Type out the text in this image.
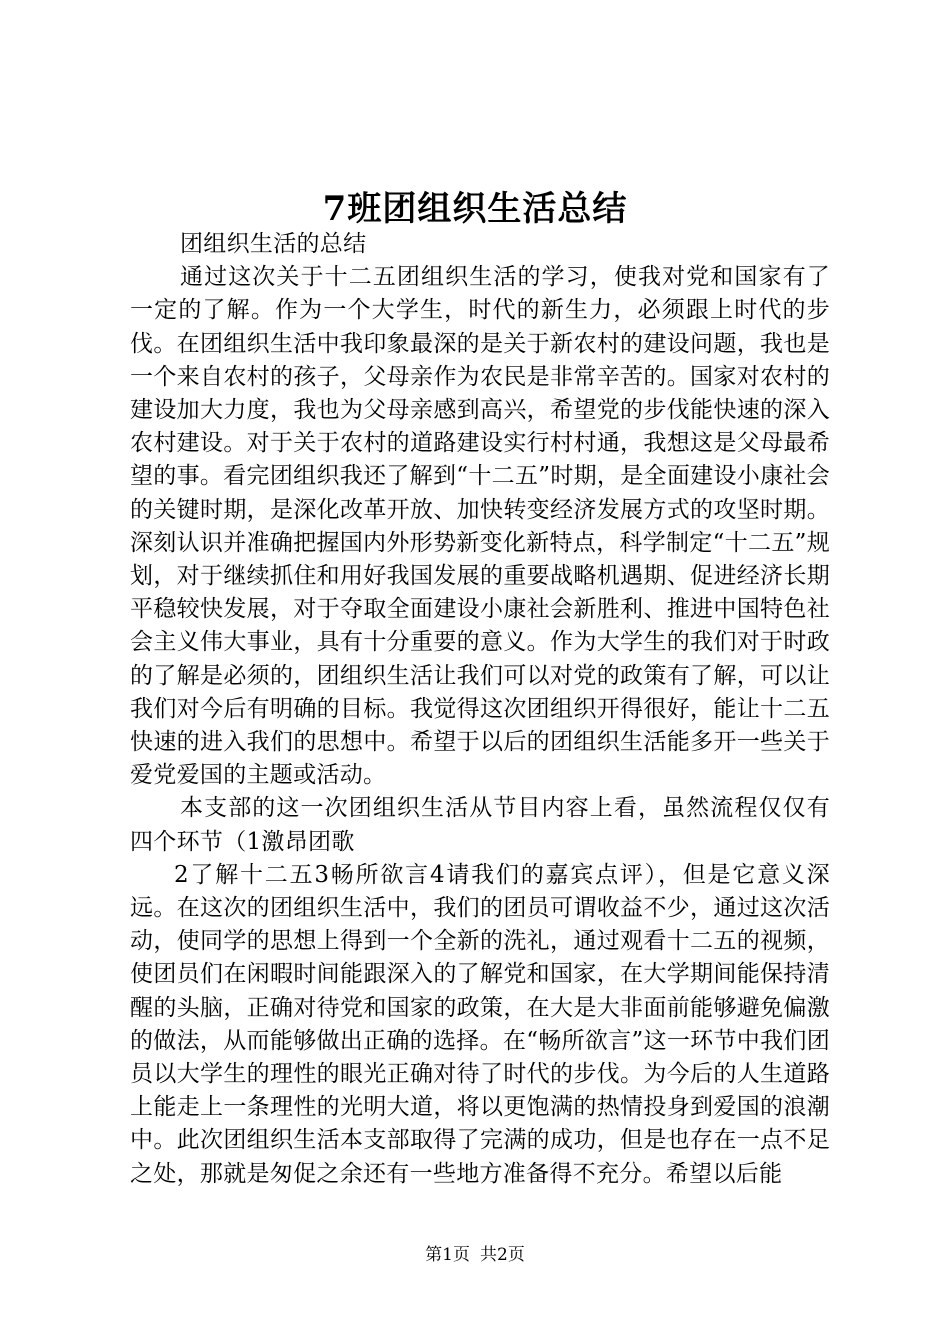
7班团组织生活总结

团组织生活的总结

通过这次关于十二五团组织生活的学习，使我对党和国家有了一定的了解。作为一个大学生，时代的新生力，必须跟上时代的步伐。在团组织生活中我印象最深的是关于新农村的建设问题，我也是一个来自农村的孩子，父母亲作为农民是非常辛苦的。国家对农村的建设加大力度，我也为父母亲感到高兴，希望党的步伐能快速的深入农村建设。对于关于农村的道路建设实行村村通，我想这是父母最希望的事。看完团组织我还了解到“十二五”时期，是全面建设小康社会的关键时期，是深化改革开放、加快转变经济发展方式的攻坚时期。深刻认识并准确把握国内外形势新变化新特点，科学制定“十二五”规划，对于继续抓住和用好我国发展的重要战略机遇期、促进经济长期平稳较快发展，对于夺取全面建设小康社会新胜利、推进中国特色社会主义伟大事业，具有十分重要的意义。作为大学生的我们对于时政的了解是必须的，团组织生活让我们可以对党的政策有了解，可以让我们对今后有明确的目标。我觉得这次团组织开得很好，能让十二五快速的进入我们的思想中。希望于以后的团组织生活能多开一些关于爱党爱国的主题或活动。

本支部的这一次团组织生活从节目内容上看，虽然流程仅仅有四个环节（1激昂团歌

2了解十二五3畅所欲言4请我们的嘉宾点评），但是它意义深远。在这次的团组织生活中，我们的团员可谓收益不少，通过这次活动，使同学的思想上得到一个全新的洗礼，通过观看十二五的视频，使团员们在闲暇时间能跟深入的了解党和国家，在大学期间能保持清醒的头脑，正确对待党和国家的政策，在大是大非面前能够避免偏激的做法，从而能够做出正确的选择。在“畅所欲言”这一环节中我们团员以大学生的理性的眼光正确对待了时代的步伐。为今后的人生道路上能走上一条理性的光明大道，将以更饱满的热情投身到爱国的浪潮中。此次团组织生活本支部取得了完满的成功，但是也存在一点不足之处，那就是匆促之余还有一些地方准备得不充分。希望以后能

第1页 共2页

※ ※ ※

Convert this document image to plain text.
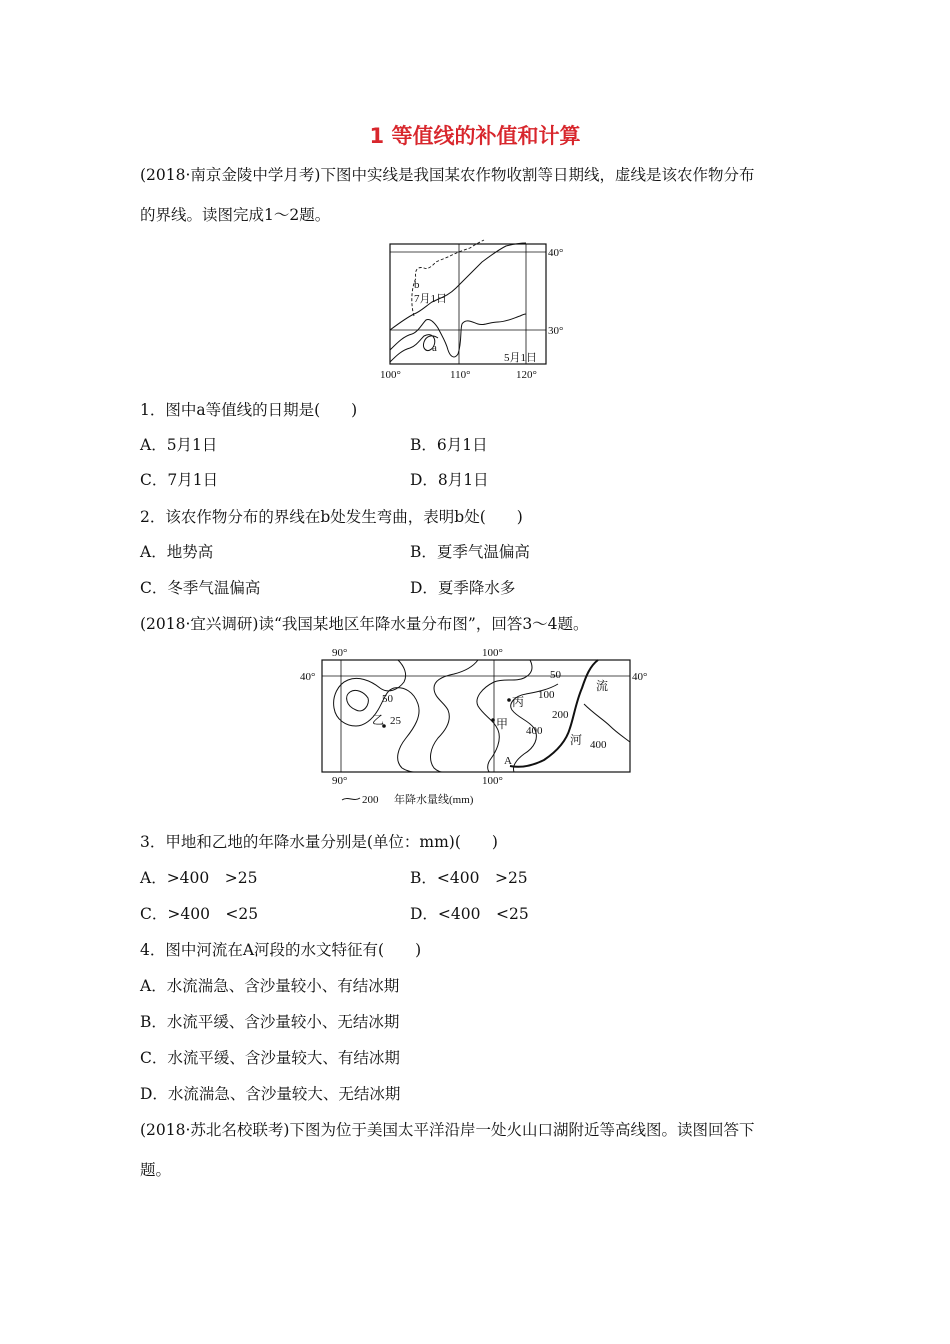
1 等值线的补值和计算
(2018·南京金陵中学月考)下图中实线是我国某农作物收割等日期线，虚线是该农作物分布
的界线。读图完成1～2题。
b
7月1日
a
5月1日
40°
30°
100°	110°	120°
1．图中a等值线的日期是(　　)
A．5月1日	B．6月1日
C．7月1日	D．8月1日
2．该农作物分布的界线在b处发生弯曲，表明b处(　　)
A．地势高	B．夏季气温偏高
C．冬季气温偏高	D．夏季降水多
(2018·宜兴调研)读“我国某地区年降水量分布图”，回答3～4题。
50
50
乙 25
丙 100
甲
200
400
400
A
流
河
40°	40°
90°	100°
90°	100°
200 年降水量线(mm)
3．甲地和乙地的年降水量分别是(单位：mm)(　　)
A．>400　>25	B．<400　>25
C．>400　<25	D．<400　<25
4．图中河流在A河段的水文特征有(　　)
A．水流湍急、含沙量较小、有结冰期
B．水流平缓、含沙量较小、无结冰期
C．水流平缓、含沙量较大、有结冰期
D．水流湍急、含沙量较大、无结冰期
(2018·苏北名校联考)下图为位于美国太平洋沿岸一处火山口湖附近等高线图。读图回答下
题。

※ ※ ※

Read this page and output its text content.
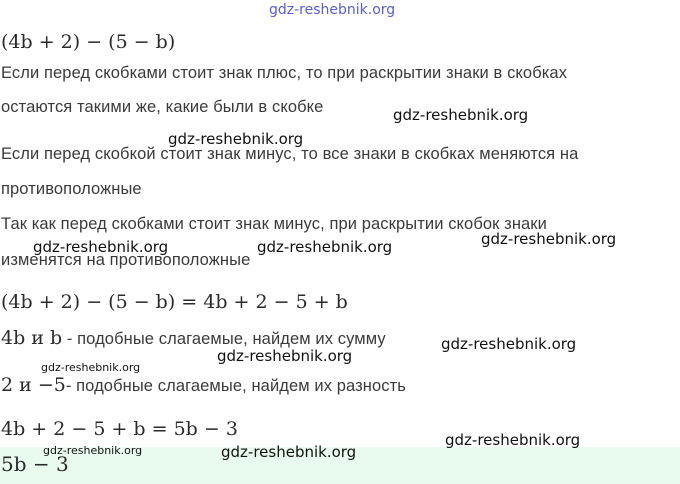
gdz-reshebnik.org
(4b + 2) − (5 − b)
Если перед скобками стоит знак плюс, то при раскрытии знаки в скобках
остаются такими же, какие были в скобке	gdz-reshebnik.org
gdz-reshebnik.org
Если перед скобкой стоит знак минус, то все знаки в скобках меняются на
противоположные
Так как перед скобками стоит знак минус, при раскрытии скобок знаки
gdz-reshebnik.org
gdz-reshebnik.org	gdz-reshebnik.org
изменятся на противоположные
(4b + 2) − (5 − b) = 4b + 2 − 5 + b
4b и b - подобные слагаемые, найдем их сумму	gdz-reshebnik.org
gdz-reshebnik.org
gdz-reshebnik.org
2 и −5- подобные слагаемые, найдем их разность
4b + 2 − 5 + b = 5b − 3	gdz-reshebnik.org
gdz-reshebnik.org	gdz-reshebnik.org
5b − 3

※ ※ ※

Aim of the exercise:
Return only the count of lines in the records that hold the word "Если".

Output below:
2